** What is needed **
The answer is the set of lines that include "sagte", copied from the data below.

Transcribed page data

· · · · ·

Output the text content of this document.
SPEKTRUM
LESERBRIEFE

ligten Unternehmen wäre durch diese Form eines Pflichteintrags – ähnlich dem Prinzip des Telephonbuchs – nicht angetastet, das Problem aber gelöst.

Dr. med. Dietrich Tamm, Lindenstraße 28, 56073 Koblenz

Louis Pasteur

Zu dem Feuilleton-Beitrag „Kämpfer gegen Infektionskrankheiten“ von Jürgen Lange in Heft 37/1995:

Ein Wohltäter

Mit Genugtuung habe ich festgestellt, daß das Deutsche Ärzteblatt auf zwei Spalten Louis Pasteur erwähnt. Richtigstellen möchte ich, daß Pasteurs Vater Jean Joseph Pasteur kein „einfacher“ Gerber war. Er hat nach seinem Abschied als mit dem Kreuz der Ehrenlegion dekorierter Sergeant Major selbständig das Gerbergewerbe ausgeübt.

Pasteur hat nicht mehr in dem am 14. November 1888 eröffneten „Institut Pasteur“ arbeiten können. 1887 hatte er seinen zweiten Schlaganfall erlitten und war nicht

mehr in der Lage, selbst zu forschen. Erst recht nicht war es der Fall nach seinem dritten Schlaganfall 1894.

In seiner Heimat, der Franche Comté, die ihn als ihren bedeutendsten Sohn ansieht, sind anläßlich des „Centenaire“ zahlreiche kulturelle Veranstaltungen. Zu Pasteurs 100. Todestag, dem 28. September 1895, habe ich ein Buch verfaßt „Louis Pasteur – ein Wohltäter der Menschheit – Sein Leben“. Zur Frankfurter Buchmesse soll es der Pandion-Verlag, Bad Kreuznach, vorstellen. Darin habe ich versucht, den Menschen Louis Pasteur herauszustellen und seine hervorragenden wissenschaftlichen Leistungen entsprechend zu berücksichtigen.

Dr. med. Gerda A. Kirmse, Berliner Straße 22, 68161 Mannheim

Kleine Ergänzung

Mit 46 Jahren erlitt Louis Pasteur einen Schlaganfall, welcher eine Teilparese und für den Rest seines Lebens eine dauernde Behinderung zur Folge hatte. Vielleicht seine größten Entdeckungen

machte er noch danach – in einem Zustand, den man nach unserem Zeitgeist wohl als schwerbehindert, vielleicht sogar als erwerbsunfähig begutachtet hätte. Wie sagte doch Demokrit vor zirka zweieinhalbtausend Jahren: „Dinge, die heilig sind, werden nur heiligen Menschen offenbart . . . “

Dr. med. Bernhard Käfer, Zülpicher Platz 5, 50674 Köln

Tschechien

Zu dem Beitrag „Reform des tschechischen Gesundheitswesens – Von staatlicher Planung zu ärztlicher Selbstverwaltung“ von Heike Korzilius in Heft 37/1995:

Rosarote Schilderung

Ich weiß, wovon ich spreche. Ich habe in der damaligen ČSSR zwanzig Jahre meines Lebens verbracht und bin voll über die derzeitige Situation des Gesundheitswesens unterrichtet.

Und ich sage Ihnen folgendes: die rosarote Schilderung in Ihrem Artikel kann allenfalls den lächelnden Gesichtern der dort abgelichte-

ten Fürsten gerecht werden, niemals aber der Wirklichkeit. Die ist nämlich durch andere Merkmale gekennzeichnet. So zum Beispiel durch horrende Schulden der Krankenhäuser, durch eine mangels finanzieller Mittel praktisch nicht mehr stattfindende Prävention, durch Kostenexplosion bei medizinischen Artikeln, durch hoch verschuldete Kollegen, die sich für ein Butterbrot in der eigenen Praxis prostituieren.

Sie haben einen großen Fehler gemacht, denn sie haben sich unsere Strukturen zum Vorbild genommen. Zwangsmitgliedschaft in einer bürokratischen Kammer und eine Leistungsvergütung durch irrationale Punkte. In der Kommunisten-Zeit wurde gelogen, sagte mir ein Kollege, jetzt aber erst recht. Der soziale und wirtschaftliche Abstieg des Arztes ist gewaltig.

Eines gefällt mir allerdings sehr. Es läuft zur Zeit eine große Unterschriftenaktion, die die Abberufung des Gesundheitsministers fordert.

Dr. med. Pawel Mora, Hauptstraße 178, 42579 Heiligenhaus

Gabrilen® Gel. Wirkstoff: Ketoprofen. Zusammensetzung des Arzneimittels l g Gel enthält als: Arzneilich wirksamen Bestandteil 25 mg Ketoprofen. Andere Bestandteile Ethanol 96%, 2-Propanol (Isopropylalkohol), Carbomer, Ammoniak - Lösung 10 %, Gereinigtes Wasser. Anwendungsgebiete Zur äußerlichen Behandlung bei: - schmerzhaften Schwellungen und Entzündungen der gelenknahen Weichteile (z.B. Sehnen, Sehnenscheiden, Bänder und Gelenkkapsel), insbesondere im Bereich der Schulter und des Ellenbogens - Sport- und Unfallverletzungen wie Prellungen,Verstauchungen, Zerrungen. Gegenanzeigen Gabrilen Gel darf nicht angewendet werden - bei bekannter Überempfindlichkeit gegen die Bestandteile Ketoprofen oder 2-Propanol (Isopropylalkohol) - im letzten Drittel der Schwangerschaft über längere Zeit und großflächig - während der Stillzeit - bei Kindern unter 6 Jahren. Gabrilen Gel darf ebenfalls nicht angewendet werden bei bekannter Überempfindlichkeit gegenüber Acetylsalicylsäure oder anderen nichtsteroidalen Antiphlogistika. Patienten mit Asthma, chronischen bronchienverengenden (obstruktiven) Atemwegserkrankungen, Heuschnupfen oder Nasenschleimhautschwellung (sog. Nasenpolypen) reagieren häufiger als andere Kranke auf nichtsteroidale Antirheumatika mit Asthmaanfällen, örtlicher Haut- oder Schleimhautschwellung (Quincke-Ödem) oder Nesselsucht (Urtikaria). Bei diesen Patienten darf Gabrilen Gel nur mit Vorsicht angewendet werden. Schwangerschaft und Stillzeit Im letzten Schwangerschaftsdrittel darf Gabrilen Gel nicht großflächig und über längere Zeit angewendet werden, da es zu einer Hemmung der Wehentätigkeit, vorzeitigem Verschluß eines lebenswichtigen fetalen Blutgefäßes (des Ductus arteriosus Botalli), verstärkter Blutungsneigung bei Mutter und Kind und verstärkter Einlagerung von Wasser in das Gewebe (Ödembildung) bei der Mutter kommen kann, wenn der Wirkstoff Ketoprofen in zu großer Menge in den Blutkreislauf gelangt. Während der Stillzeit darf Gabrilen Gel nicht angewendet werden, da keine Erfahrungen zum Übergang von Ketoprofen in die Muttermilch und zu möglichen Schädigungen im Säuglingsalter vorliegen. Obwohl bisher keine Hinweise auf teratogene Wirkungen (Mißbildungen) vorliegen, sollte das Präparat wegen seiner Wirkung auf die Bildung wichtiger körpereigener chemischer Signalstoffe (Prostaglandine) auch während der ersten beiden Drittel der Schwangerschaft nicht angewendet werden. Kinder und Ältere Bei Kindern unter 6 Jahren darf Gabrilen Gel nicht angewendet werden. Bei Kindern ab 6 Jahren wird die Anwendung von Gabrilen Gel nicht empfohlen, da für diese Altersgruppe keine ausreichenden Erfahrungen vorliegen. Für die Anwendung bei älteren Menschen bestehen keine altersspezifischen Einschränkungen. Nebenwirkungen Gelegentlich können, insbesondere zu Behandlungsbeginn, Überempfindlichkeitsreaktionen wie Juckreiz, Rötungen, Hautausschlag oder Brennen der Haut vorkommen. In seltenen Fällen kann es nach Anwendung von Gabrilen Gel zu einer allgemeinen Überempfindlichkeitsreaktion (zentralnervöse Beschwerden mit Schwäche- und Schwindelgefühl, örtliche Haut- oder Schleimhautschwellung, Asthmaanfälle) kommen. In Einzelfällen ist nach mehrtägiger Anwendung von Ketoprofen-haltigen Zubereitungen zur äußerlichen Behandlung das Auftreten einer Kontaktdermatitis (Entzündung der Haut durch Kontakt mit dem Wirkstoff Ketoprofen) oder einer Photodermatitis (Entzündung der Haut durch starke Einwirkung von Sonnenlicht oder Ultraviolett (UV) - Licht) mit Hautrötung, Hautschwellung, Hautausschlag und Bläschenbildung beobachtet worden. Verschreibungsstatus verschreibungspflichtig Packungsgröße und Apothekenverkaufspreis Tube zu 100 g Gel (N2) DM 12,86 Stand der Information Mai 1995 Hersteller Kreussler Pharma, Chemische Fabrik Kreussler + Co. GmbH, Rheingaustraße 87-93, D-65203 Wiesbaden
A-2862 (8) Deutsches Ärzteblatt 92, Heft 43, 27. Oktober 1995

· · · · ·

** Expected answer **
machte er noch danach – in einem Zustand, den man nach unserem Zeitgeist wohl als schwerbehindert, vielleicht sogar als erwerbsunfähig begutachtet hätte. Wie sagte doch Demokrit vor zirka zweieinhalbtausend Jahren: „Dinge, die heilig sind, werden nur heiligen Menschen offenbart . . . “
Sie haben einen großen Fehler gemacht, denn sie haben sich unsere Strukturen zum Vorbild genommen. Zwangsmitgliedschaft in einer bürokratischen Kammer und eine Leistungsvergütung durch irrationale Punkte. In der Kommunisten-Zeit wurde gelogen, sagte mir ein Kollege, jetzt aber erst recht. Der soziale und wirtschaftliche Abstieg des Arztes ist gewaltig.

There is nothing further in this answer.